**Task to carry out**. Among the entries below, find the lines with "ylabel" and copy them.

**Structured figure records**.
START
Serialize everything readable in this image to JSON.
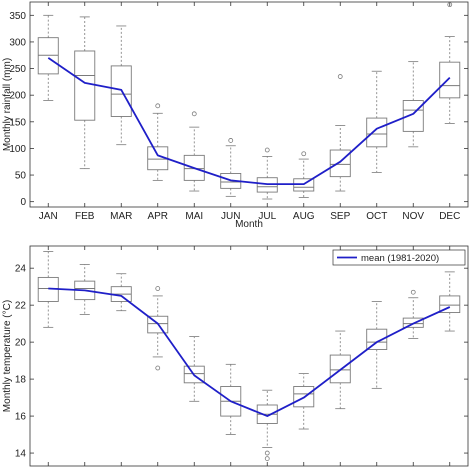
{
  "colors": {
    "mean_line": "#1f1fc8",
    "box": "#7a7a7a",
    "axis": "#333333"
  },
  "chart_data": [
    {
      "type": "box",
      "title": "",
      "xlabel": "Month",
      "ylabel": "Monthly rainfall (mm)",
      "categories": [
        "JAN",
        "FEB",
        "MAR",
        "APR",
        "MAI",
        "JUN",
        "JUL",
        "AUG",
        "SEP",
        "OCT",
        "NOV",
        "DEC"
      ],
      "ylim": [
        -10,
        375
      ],
      "yticks": [
        0,
        50,
        100,
        150,
        200,
        250,
        300,
        350
      ],
      "grid": false,
      "boxes": [
        {
          "whislo": 190,
          "q1": 240,
          "med": 275,
          "q3": 308,
          "whishi": 350,
          "fliers": []
        },
        {
          "whislo": 62,
          "q1": 153,
          "med": 237,
          "q3": 283,
          "whishi": 347,
          "fliers": []
        },
        {
          "whislo": 107,
          "q1": 160,
          "med": 202,
          "q3": 255,
          "whishi": 330,
          "fliers": []
        },
        {
          "whislo": 40,
          "q1": 60,
          "med": 80,
          "q3": 103,
          "whishi": 166,
          "fliers": [
            180
          ]
        },
        {
          "whislo": 20,
          "q1": 40,
          "med": 62,
          "q3": 87,
          "whishi": 140,
          "fliers": [
            165
          ]
        },
        {
          "whislo": 10,
          "q1": 25,
          "med": 37,
          "q3": 53,
          "whishi": 105,
          "fliers": [
            115
          ]
        },
        {
          "whislo": 5,
          "q1": 18,
          "med": 28,
          "q3": 45,
          "whishi": 85,
          "fliers": [
            97
          ]
        },
        {
          "whislo": 8,
          "q1": 20,
          "med": 27,
          "q3": 43,
          "whishi": 80,
          "fliers": [
            90
          ]
        },
        {
          "whislo": 20,
          "q1": 47,
          "med": 70,
          "q3": 97,
          "whishi": 143,
          "fliers": [
            235
          ]
        },
        {
          "whislo": 55,
          "q1": 103,
          "med": 127,
          "q3": 157,
          "whishi": 245,
          "fliers": []
        },
        {
          "whislo": 103,
          "q1": 132,
          "med": 172,
          "q3": 190,
          "whishi": 263,
          "fliers": []
        },
        {
          "whislo": 147,
          "q1": 195,
          "med": 218,
          "q3": 262,
          "whishi": 310,
          "fliers": [
            370
          ]
        }
      ],
      "series": [
        {
          "values": [
            270,
            223,
            210,
            87,
            63,
            40,
            33,
            33,
            75,
            137,
            165,
            233
          ]
        }
      ]
    },
    {
      "type": "box",
      "title": "",
      "xlabel": "",
      "ylabel": "Monthly temperature (°C)",
      "categories": [
        "JAN",
        "FEB",
        "MAR",
        "APR",
        "MAI",
        "JUN",
        "JUL",
        "AUG",
        "SEP",
        "OCT",
        "NOV",
        "DEC"
      ],
      "ylim": [
        13.3,
        25.2
      ],
      "yticks": [
        14,
        16,
        18,
        20,
        22,
        24
      ],
      "grid": false,
      "legend": {
        "position": "top-right",
        "entries": [
          "mean (1981-2020)"
        ]
      },
      "boxes": [
        {
          "whislo": 20.8,
          "q1": 22.2,
          "med": 22.9,
          "q3": 23.5,
          "whishi": 24.9,
          "fliers": []
        },
        {
          "whislo": 21.5,
          "q1": 22.3,
          "med": 22.9,
          "q3": 23.3,
          "whishi": 24.2,
          "fliers": []
        },
        {
          "whislo": 21.7,
          "q1": 22.2,
          "med": 22.6,
          "q3": 23.0,
          "whishi": 23.7,
          "fliers": []
        },
        {
          "whislo": 19.2,
          "q1": 20.5,
          "med": 21.0,
          "q3": 21.4,
          "whishi": 22.5,
          "fliers": [
            22.9,
            18.6
          ]
        },
        {
          "whislo": 16.8,
          "q1": 17.8,
          "med": 18.3,
          "q3": 18.7,
          "whishi": 20.3,
          "fliers": []
        },
        {
          "whislo": 15.0,
          "q1": 16.0,
          "med": 16.8,
          "q3": 17.6,
          "whishi": 18.8,
          "fliers": []
        },
        {
          "whislo": 14.3,
          "q1": 15.6,
          "med": 16.1,
          "q3": 16.6,
          "whishi": 17.4,
          "fliers": [
            14.0,
            13.7
          ]
        },
        {
          "whislo": 15.3,
          "q1": 16.5,
          "med": 17.2,
          "q3": 17.6,
          "whishi": 18.3,
          "fliers": []
        },
        {
          "whislo": 16.4,
          "q1": 17.8,
          "med": 18.5,
          "q3": 19.3,
          "whishi": 20.6,
          "fliers": []
        },
        {
          "whislo": 17.5,
          "q1": 19.6,
          "med": 20.0,
          "q3": 20.7,
          "whishi": 22.2,
          "fliers": []
        },
        {
          "whislo": 20.2,
          "q1": 20.8,
          "med": 21.0,
          "q3": 21.3,
          "whishi": 22.4,
          "fliers": [
            22.7
          ]
        },
        {
          "whislo": 20.6,
          "q1": 21.6,
          "med": 22.0,
          "q3": 22.5,
          "whishi": 23.8,
          "fliers": []
        }
      ],
      "series": [
        {
          "name": "mean (1981-2020)",
          "values": [
            22.9,
            22.8,
            22.5,
            21.0,
            18.2,
            16.8,
            16.0,
            17.0,
            18.5,
            20.0,
            21.0,
            21.9
          ]
        }
      ]
    }
  ]
}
END
**Finished task**.
      "ylabel": "Monthly rainfall (mm)",
      "ylabel": "Monthly temperature (°C)",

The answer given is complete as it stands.